Go through the lines below. Copy those with "output".
## START
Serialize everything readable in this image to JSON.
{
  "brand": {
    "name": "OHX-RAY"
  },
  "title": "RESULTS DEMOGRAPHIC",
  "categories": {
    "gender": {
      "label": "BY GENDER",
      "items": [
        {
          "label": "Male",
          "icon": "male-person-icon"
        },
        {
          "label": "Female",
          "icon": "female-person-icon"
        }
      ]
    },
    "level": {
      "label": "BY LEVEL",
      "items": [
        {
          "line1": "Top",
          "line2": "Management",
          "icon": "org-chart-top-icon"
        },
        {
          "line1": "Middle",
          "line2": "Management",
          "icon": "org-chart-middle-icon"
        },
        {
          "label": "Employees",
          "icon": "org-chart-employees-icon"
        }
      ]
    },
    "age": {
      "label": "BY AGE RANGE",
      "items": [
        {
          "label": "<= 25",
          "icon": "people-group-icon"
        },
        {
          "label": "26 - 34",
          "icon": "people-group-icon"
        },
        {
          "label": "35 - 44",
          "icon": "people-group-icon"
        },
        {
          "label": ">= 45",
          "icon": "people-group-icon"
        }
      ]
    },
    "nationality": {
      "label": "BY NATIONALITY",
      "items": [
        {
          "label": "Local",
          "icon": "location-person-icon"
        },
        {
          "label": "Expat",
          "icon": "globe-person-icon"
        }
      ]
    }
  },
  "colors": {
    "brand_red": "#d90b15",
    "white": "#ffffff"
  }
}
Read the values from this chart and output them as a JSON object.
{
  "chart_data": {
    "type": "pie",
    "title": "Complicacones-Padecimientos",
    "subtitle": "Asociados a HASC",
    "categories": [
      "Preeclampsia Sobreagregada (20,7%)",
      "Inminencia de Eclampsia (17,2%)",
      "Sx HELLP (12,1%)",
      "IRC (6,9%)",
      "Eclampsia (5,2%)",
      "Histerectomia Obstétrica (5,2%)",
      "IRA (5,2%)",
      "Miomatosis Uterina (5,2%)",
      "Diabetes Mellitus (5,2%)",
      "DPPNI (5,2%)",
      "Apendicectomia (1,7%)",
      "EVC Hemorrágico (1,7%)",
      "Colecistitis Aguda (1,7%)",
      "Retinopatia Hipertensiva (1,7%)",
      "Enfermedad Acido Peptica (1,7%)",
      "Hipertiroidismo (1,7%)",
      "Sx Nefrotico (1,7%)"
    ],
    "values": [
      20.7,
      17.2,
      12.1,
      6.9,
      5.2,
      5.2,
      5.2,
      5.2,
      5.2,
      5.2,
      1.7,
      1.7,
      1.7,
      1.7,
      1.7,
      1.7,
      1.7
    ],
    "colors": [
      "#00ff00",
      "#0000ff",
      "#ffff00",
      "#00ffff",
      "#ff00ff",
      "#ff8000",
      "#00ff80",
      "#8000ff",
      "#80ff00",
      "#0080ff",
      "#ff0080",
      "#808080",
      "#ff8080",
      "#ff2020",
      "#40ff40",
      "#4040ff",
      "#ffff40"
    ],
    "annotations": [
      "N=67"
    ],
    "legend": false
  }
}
## END
## START
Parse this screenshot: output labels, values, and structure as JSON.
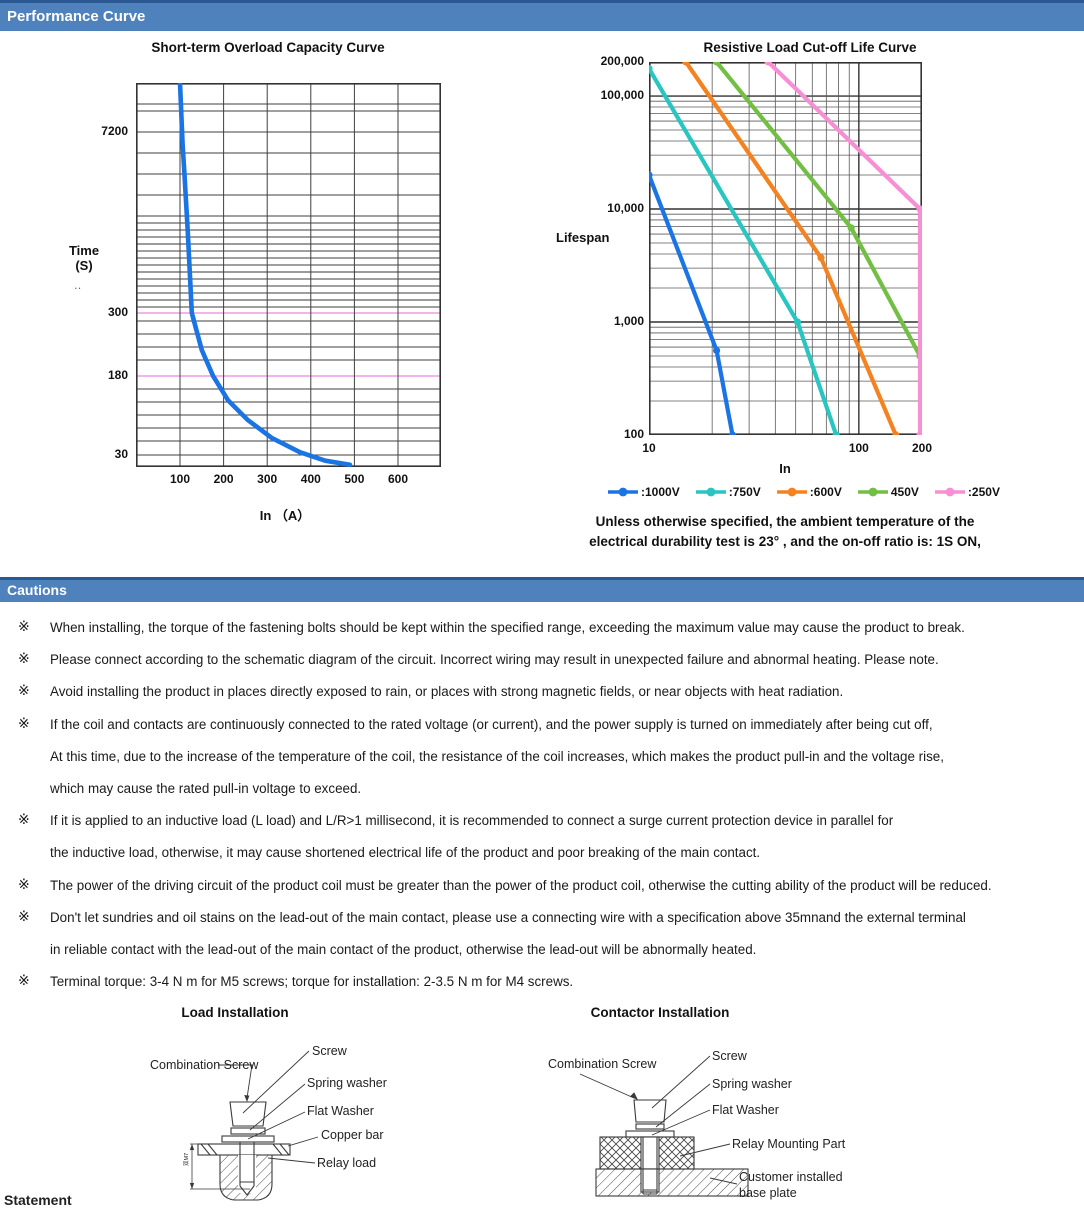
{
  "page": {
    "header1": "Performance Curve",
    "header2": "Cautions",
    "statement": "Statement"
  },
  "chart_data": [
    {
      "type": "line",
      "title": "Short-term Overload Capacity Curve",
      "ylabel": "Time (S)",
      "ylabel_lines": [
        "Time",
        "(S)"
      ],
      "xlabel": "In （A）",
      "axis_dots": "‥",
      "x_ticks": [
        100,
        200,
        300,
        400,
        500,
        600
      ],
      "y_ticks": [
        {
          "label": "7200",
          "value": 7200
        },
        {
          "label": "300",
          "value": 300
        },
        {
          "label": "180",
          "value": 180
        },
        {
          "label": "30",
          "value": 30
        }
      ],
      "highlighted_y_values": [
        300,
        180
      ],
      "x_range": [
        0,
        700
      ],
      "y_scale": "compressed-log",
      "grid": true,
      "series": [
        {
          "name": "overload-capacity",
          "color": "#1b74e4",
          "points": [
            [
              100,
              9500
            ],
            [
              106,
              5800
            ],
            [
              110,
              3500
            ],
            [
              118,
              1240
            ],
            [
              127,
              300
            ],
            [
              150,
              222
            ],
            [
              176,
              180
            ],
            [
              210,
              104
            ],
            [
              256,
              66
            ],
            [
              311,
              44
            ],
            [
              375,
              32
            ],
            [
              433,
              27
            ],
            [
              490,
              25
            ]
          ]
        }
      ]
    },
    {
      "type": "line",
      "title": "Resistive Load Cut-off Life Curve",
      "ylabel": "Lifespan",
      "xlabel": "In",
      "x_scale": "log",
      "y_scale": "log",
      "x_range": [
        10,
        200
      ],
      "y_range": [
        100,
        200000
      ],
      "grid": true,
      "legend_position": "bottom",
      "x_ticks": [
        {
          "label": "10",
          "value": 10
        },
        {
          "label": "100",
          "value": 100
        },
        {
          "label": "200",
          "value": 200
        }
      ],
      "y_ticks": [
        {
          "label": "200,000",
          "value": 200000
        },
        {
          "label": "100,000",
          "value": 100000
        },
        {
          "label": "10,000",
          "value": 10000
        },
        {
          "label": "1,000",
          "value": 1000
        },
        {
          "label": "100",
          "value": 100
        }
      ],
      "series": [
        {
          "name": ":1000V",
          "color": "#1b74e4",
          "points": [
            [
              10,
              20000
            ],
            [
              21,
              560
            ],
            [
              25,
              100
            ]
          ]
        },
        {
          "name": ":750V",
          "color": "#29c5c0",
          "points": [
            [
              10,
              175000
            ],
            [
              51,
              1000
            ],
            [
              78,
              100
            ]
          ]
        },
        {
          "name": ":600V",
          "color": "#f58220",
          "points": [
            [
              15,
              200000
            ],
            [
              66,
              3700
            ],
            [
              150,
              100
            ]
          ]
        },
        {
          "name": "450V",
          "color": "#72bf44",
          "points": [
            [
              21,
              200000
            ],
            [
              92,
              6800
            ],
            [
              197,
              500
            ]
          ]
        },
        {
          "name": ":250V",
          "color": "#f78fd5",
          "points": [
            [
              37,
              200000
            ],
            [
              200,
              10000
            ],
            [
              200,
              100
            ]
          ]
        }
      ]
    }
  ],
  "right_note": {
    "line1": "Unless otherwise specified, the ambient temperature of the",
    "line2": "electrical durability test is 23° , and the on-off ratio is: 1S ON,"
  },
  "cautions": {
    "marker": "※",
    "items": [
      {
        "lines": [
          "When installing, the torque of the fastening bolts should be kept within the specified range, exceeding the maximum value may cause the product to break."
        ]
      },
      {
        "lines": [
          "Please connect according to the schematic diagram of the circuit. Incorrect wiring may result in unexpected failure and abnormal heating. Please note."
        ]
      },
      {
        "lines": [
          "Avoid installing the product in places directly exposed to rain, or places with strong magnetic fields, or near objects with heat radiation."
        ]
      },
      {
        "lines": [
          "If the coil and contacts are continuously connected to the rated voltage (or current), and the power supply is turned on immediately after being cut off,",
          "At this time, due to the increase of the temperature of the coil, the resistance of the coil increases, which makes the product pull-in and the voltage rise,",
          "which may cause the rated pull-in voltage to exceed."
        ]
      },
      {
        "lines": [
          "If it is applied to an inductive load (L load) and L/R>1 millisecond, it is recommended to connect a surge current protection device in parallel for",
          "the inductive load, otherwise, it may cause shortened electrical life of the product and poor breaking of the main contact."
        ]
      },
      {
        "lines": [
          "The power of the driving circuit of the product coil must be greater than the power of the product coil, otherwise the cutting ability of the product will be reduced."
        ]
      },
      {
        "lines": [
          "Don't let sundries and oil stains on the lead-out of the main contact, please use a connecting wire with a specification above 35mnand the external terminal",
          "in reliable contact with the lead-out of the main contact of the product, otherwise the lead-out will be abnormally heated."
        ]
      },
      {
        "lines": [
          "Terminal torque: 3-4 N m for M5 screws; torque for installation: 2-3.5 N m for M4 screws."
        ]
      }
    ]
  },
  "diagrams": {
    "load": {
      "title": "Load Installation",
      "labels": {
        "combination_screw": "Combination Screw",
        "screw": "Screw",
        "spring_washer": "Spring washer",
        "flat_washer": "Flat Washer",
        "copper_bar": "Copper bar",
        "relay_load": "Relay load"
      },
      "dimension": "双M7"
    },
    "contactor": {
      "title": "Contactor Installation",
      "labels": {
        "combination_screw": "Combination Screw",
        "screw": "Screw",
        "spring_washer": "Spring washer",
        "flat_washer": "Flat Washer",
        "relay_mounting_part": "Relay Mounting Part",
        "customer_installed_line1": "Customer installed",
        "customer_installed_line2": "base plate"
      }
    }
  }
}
## END
- **Answer to this problem**:
Read the values from this chart and output them as a JSON object.
Parse this screenshot: output labels, values, and structure as JSON.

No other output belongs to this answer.